>> begin Records

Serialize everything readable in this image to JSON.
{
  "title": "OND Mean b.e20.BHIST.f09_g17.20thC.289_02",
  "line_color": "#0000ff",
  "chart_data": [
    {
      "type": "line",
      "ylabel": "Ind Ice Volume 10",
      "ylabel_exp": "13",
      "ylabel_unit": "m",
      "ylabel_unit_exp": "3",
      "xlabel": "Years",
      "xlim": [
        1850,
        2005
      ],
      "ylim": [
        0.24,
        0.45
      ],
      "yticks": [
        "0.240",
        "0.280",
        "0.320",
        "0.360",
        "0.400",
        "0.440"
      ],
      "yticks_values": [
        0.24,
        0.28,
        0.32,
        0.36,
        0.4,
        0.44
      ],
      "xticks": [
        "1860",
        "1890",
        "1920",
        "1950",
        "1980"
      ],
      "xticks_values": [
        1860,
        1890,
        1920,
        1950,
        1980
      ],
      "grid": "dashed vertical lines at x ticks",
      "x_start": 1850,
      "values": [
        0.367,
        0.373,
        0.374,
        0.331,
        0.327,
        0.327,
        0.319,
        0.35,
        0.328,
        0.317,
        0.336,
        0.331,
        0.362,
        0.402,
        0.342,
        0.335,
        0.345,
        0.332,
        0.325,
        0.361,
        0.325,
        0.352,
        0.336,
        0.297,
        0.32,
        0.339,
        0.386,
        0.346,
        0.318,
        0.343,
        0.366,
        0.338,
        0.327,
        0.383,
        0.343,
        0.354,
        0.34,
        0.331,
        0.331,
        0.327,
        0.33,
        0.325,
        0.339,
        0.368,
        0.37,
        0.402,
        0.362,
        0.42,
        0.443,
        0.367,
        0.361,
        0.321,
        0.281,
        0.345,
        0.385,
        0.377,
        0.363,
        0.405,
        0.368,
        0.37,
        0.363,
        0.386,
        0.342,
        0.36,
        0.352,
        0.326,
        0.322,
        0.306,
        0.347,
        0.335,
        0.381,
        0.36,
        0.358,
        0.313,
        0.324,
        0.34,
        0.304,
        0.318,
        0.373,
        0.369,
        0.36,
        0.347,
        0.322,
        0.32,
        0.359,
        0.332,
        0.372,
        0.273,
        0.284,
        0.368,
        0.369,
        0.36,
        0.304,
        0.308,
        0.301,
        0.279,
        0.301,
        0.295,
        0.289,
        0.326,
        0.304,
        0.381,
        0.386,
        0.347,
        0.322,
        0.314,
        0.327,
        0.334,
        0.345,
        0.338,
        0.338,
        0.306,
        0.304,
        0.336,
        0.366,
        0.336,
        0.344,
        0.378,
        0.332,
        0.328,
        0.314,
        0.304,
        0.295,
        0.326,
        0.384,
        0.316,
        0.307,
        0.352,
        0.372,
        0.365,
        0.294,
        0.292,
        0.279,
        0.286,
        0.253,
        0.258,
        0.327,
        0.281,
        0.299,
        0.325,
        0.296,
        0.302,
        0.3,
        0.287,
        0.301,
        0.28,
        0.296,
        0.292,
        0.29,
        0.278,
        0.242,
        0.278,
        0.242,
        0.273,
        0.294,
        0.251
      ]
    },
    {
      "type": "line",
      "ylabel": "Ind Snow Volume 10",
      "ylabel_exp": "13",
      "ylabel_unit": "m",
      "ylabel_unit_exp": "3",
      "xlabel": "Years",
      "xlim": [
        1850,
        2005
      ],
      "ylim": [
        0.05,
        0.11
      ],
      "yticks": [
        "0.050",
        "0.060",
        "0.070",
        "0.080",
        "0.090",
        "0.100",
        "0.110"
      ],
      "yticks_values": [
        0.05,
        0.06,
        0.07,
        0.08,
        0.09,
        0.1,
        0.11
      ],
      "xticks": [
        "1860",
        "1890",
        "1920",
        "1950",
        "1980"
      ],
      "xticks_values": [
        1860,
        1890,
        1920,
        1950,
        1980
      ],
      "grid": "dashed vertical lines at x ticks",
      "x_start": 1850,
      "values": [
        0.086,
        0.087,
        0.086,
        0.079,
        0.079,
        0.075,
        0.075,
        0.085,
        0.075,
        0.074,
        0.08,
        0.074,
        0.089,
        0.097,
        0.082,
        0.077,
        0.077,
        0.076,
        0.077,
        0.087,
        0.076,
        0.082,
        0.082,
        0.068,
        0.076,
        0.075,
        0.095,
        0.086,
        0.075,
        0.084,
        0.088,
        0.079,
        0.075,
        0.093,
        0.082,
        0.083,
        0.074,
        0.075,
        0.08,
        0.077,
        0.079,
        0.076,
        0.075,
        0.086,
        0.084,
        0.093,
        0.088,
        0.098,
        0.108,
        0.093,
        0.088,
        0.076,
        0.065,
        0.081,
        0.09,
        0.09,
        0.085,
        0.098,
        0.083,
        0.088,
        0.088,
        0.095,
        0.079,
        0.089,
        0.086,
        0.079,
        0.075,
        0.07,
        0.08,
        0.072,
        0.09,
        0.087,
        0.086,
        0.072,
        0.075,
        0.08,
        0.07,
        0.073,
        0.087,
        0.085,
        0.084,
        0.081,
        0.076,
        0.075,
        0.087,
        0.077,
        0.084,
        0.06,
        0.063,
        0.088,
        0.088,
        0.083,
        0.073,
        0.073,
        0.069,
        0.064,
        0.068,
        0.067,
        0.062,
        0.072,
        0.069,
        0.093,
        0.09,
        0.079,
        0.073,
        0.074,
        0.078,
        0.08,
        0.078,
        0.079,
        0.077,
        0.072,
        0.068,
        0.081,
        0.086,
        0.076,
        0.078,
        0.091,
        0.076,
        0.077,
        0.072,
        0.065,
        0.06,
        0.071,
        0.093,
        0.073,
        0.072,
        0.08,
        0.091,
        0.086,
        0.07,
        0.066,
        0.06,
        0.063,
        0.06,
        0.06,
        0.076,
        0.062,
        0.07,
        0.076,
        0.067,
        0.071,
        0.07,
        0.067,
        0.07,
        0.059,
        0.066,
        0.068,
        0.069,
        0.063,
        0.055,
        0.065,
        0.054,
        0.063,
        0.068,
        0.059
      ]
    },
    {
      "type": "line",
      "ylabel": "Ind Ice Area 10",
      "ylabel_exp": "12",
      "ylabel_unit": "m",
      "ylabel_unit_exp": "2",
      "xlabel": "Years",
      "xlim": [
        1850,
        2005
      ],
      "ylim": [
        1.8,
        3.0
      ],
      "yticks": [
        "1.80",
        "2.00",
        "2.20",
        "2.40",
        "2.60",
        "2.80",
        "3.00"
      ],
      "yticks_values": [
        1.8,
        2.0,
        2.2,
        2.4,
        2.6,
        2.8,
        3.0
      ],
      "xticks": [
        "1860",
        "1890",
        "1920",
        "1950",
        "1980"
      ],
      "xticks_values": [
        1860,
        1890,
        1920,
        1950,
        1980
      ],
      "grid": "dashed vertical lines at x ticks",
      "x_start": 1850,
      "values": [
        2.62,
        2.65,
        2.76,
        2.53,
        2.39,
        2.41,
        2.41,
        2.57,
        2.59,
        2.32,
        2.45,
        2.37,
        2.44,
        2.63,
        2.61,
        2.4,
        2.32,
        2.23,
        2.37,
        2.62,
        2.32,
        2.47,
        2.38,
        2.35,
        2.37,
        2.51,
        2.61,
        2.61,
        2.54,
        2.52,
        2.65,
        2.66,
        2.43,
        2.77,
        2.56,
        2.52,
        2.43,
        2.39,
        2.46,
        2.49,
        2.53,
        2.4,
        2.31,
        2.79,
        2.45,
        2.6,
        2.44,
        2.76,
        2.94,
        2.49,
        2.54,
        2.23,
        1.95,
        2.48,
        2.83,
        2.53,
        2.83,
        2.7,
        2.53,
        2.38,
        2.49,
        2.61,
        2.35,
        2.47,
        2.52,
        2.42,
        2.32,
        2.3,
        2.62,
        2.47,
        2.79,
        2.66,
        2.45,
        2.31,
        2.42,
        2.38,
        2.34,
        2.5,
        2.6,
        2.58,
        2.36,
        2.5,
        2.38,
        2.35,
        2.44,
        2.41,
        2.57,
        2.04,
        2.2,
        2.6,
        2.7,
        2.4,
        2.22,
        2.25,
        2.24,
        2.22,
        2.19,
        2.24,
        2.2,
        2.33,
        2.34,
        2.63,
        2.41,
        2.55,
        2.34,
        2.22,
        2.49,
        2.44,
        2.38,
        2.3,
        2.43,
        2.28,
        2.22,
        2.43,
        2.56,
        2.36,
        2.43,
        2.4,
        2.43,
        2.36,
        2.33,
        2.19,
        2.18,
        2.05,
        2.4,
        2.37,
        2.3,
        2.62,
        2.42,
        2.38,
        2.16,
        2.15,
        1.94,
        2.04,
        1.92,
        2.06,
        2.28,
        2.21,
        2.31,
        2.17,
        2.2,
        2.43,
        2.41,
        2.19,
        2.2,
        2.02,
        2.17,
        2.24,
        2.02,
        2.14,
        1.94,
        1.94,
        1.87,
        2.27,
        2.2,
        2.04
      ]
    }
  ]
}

>> end Records

• Exercise description:
Your answer should be a single number: the count of lines in the material above that contain "Volume".

• Full output:
2